● **Problem requirements**
Extract each line from the entries below that has the string "color" in it.
>> begin Given entries
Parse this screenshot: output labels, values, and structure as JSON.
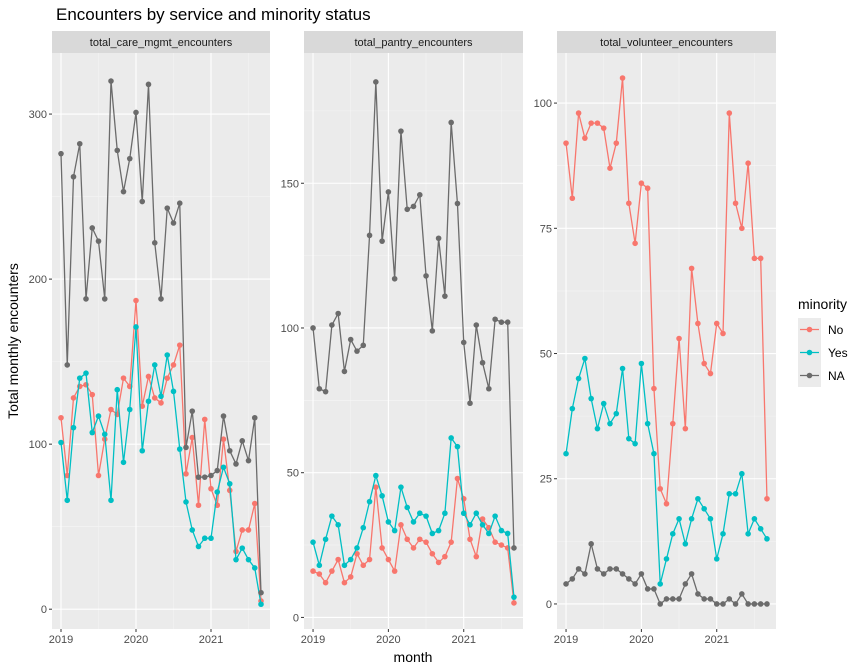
{
  "chart_data": {
    "type": "line",
    "title": "Encounters by service and minority status",
    "xlabel": "month",
    "ylabel": "Total monthly encounters",
    "x_tick_labels": [
      "2019",
      "2020",
      "2021"
    ],
    "x": [
      "2019-01",
      "2019-02",
      "2019-03",
      "2019-04",
      "2019-05",
      "2019-06",
      "2019-07",
      "2019-08",
      "2019-09",
      "2019-10",
      "2019-11",
      "2019-12",
      "2020-01",
      "2020-02",
      "2020-03",
      "2020-04",
      "2020-05",
      "2020-06",
      "2020-07",
      "2020-08",
      "2020-09",
      "2020-10",
      "2020-11",
      "2020-12",
      "2021-01",
      "2021-02",
      "2021-03",
      "2021-04",
      "2021-05",
      "2021-06",
      "2021-07",
      "2021-08",
      "2021-09"
    ],
    "legend": {
      "title": "minority",
      "position": "right",
      "entries": [
        {
          "label": "No",
          "color": "#F8766D"
        },
        {
          "label": "Yes",
          "color": "#00BFC4"
        },
        {
          "label": "NA",
          "color": "#6b6b6b"
        }
      ]
    },
    "facets": [
      {
        "strip": "total_care_mgmt_encounters",
        "ylim": [
          -12,
          337
        ],
        "y_ticks": [
          0,
          100,
          200,
          300
        ],
        "series": [
          {
            "name": "No",
            "values": [
              116,
              81,
              128,
              135,
              136,
              130,
              81,
              103,
              121,
              118,
              140,
              135,
              187,
              123,
              141,
              128,
              125,
              140,
              148,
              160,
              82,
              104,
              63,
              115,
              73,
              63,
              103,
              72,
              35,
              48,
              48,
              64,
              5
            ]
          },
          {
            "name": "Yes",
            "values": [
              101,
              66,
              110,
              140,
              143,
              107,
              117,
              106,
              66,
              133,
              89,
              121,
              171,
              96,
              126,
              148,
              129,
              154,
              132,
              97,
              65,
              48,
              38,
              43,
              43,
              71,
              86,
              76,
              30,
              37,
              30,
              25,
              3
            ]
          },
          {
            "name": "NA",
            "values": [
              276,
              148,
              262,
              282,
              188,
              231,
              223,
              188,
              320,
              278,
              253,
              273,
              301,
              247,
              318,
              222,
              188,
              243,
              234,
              246,
              98,
              120,
              80,
              80,
              81,
              84,
              117,
              96,
              88,
              102,
              90,
              116,
              10
            ]
          }
        ]
      },
      {
        "strip": "total_pantry_encounters",
        "ylim": [
          -4,
          195
        ],
        "y_ticks": [
          0,
          50,
          100,
          150
        ],
        "series": [
          {
            "name": "No",
            "values": [
              16,
              15,
              12,
              16,
              20,
              12,
              14,
              22,
              18,
              20,
              45,
              24,
              20,
              16,
              32,
              27,
              24,
              27,
              26,
              22,
              19,
              21,
              26,
              48,
              41,
              27,
              21,
              34,
              31,
              26,
              25,
              24,
              5
            ]
          },
          {
            "name": "Yes",
            "values": [
              26,
              18,
              27,
              35,
              32,
              18,
              20,
              24,
              31,
              40,
              49,
              42,
              33,
              30,
              45,
              38,
              33,
              36,
              35,
              29,
              30,
              36,
              62,
              59,
              36,
              32,
              36,
              32,
              29,
              35,
              30,
              29,
              7
            ]
          },
          {
            "name": "NA",
            "values": [
              100,
              79,
              78,
              101,
              105,
              85,
              96,
              92,
              94,
              132,
              185,
              130,
              147,
              117,
              168,
              141,
              142,
              146,
              118,
              99,
              131,
              111,
              171,
              143,
              95,
              74,
              101,
              88,
              79,
              103,
              102,
              102,
              24
            ]
          }
        ]
      },
      {
        "strip": "total_volunteer_encounters",
        "ylim": [
          -5,
          110
        ],
        "y_ticks": [
          0,
          25,
          50,
          75,
          100
        ],
        "series": [
          {
            "name": "No",
            "values": [
              92,
              81,
              98,
              93,
              96,
              96,
              95,
              87,
              92,
              105,
              80,
              72,
              84,
              83,
              43,
              23,
              20,
              36,
              53,
              35,
              67,
              56,
              48,
              46,
              56,
              54,
              98,
              80,
              75,
              88,
              69,
              69,
              21
            ]
          },
          {
            "name": "Yes",
            "values": [
              30,
              39,
              45,
              49,
              41,
              35,
              40,
              36,
              38,
              47,
              33,
              32,
              48,
              36,
              30,
              4,
              9,
              14,
              17,
              12,
              17,
              21,
              19,
              17,
              9,
              14,
              22,
              22,
              26,
              14,
              17,
              15,
              13
            ]
          },
          {
            "name": "NA",
            "values": [
              4,
              5,
              7,
              6,
              12,
              7,
              6,
              7,
              7,
              6,
              5,
              4,
              6,
              3,
              3,
              0,
              1,
              1,
              1,
              4,
              6,
              2,
              1,
              1,
              0,
              0,
              1,
              0,
              2,
              0,
              0,
              0,
              0
            ]
          }
        ]
      }
    ]
  }
}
>> end Given entries
● **Result below**
          "color": "#F8766D"
          "color": "#00BFC4"
          "color": "#6b6b6b"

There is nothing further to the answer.